**PROBLEM REQUIREMENTS:**
Which lines hold the word "配置文件"? Copy each of them.

Records excerpted from a collection
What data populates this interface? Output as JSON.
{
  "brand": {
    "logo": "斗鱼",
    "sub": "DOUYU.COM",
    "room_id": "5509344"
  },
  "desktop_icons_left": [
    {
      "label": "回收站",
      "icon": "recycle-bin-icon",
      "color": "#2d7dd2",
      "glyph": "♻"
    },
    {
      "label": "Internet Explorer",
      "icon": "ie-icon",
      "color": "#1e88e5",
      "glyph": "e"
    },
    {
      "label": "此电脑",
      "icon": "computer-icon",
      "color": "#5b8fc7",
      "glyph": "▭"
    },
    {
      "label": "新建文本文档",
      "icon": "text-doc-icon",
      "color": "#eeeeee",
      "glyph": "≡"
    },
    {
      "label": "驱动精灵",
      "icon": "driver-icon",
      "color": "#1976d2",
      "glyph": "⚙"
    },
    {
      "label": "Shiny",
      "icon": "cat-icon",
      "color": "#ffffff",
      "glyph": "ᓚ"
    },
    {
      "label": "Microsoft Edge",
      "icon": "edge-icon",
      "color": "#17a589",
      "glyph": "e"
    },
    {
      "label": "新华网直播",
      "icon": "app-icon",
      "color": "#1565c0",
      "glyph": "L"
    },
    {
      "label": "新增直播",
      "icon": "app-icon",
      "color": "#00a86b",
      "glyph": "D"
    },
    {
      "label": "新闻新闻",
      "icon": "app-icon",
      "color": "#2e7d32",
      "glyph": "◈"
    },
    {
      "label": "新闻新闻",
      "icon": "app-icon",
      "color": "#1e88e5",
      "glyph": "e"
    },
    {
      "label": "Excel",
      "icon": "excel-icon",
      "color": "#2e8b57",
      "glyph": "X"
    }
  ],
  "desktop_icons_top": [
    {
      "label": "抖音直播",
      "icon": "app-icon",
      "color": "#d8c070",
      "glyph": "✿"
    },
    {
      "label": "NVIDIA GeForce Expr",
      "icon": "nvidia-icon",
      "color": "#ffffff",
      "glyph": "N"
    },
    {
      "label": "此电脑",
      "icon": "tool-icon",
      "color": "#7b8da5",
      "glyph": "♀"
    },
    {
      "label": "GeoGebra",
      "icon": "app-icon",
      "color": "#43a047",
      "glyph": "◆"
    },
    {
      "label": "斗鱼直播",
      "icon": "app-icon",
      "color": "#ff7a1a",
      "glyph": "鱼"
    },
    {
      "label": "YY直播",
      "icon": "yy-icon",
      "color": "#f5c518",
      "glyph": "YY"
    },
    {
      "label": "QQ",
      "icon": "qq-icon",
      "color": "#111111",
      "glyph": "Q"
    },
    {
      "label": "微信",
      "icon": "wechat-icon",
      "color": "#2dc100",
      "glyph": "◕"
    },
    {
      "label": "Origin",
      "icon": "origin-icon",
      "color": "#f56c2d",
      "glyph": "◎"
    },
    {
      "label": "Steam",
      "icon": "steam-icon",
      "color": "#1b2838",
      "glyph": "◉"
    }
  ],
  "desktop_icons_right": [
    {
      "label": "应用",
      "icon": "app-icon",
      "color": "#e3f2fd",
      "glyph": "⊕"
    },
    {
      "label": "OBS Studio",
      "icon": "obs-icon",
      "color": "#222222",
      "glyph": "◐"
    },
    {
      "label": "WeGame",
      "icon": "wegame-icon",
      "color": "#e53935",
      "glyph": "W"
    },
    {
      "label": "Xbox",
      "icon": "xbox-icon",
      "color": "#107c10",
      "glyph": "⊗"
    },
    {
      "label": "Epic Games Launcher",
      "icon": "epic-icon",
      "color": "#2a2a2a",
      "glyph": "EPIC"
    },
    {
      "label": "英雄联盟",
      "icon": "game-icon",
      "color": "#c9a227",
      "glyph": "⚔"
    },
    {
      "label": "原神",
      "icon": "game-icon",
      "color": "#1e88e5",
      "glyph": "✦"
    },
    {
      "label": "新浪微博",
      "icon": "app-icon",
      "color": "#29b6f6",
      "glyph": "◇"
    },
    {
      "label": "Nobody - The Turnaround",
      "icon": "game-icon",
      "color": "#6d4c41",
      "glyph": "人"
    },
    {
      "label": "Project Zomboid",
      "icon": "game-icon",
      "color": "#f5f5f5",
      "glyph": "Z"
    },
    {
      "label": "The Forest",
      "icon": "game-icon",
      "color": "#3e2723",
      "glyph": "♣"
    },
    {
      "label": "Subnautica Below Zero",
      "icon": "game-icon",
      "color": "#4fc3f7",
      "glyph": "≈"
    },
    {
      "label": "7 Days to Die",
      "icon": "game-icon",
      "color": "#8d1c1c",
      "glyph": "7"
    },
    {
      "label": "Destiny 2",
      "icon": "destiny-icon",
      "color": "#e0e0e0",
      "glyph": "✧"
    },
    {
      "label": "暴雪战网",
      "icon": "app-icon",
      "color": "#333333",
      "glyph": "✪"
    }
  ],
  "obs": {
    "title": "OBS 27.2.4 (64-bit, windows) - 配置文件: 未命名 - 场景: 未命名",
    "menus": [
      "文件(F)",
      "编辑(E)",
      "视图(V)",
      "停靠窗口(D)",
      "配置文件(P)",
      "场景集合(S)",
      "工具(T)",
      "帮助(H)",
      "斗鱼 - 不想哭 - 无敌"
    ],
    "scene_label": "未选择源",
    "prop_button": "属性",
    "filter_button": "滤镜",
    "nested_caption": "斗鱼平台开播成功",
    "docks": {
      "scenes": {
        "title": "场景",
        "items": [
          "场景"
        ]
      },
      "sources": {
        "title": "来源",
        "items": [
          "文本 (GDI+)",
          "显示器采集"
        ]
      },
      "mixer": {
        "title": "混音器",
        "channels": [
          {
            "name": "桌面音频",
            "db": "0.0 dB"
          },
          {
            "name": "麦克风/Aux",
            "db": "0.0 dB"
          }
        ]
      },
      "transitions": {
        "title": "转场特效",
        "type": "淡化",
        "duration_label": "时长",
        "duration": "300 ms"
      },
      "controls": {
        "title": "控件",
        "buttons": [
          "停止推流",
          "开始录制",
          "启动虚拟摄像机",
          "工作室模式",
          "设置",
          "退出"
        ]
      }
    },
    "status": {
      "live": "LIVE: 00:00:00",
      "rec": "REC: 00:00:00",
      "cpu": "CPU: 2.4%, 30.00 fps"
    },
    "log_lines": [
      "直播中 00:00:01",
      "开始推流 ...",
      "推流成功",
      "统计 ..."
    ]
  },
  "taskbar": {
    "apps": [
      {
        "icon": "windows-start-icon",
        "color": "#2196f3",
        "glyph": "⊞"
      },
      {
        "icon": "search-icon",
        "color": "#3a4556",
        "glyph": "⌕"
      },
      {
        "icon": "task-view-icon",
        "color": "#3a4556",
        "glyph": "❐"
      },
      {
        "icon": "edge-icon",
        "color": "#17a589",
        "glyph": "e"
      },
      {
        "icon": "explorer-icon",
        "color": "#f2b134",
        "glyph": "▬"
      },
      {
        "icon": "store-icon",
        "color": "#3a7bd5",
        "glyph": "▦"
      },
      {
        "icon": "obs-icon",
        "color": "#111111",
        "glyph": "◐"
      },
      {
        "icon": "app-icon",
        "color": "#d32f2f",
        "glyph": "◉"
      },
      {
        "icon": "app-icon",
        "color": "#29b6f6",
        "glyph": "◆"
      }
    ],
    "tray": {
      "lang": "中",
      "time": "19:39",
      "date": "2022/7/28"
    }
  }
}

**EXERCISE ANSWER:**
    "title": "OBS 27.2.4 (64-bit, windows) - 配置文件: 未命名 - 场景: 未命名",
      "配置文件(P)",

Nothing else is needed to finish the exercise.